## SHORT EXERCISE
Quote all entries in full, exactly.

## Start RECORDS SHOWN

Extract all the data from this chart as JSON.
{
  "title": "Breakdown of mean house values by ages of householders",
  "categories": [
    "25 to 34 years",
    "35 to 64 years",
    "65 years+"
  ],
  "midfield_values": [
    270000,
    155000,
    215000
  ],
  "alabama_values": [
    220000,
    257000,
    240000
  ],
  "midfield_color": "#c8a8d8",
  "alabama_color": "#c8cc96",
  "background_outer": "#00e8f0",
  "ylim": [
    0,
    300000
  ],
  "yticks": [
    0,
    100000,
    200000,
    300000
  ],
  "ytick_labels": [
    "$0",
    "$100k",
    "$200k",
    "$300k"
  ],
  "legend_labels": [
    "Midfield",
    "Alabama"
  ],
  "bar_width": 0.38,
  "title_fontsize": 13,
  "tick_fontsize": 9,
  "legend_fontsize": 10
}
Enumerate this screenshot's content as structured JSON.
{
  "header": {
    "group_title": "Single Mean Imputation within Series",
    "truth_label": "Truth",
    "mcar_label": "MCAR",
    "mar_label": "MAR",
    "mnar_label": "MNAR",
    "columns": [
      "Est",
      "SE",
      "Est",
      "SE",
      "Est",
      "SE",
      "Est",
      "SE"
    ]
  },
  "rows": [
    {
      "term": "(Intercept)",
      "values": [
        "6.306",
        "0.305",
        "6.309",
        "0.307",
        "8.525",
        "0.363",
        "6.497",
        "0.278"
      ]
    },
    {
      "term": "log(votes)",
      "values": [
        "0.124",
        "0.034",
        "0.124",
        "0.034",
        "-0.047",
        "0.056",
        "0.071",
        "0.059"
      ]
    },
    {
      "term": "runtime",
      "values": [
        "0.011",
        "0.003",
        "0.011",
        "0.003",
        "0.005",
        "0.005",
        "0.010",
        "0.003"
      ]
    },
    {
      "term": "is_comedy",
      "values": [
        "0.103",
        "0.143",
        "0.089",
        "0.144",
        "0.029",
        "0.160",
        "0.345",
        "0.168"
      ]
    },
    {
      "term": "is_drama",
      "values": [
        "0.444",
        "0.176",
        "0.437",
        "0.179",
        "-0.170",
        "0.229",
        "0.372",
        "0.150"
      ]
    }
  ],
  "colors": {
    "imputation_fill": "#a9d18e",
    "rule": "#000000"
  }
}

## End RECORDS SHOWN

## FINAL RESULT
Extract all the data from this chart as JSON.
{
  "title": "Breakdown of mean house values by ages of householders",
  "categories": [
    "25 to 34 years",
    "35 to 64 years",
    "65 years+"
  ],
  "midfield_values": [
    270000,
    155000,
    215000
  ],
  "alabama_values": [
    220000,
    257000,
    240000
  ],
  "midfield_color": "#c8a8d8",
  "alabama_color": "#c8cc96",
  "background_outer": "#00e8f0",
  "ylim": [
    0,
    300000
  ],
  "yticks": [
    0,
    100000,
    200000,
    300000
  ],
  "ytick_labels": [
    "$0",
    "$100k",
    "$200k",
    "$300k"
  ],
  "legend_labels": [
    "Midfield",
    "Alabama"
  ],
  "bar_width": 0.38,
  "title_fontsize": 13,
  "tick_fontsize": 9,
  "legend_fontsize": 10
}
Enumerate this screenshot's content as structured JSON.
{
  "header": {
    "group_title": "Single Mean Imputation within Series",
    "truth_label": "Truth",
    "mcar_label": "MCAR",
    "mar_label": "MAR",
    "mnar_label": "MNAR",
    "columns": [
      "Est",
      "SE",
      "Est",
      "SE",
      "Est",
      "SE",
      "Est",
      "SE"
    ]
  },
  "rows": [
    {
      "term": "(Intercept)",
      "values": [
        "6.306",
        "0.305",
        "6.309",
        "0.307",
        "8.525",
        "0.363",
        "6.497",
        "0.278"
      ]
    },
    {
      "term": "log(votes)",
      "values": [
        "0.124",
        "0.034",
        "0.124",
        "0.034",
        "-0.047",
        "0.056",
        "0.071",
        "0.059"
      ]
    },
    {
      "term": "runtime",
      "values": [
        "0.011",
        "0.003",
        "0.011",
        "0.003",
        "0.005",
        "0.005",
        "0.010",
        "0.003"
      ]
    },
    {
      "term": "is_comedy",
      "values": [
        "0.103",
        "0.143",
        "0.089",
        "0.144",
        "0.029",
        "0.160",
        "0.345",
        "0.168"
      ]
    },
    {
      "term": "is_drama",
      "values": [
        "0.444",
        "0.176",
        "0.437",
        "0.179",
        "-0.170",
        "0.229",
        "0.372",
        "0.150"
      ]
    }
  ],
  "colors": {
    "imputation_fill": "#a9d18e",
    "rule": "#000000"
  }
}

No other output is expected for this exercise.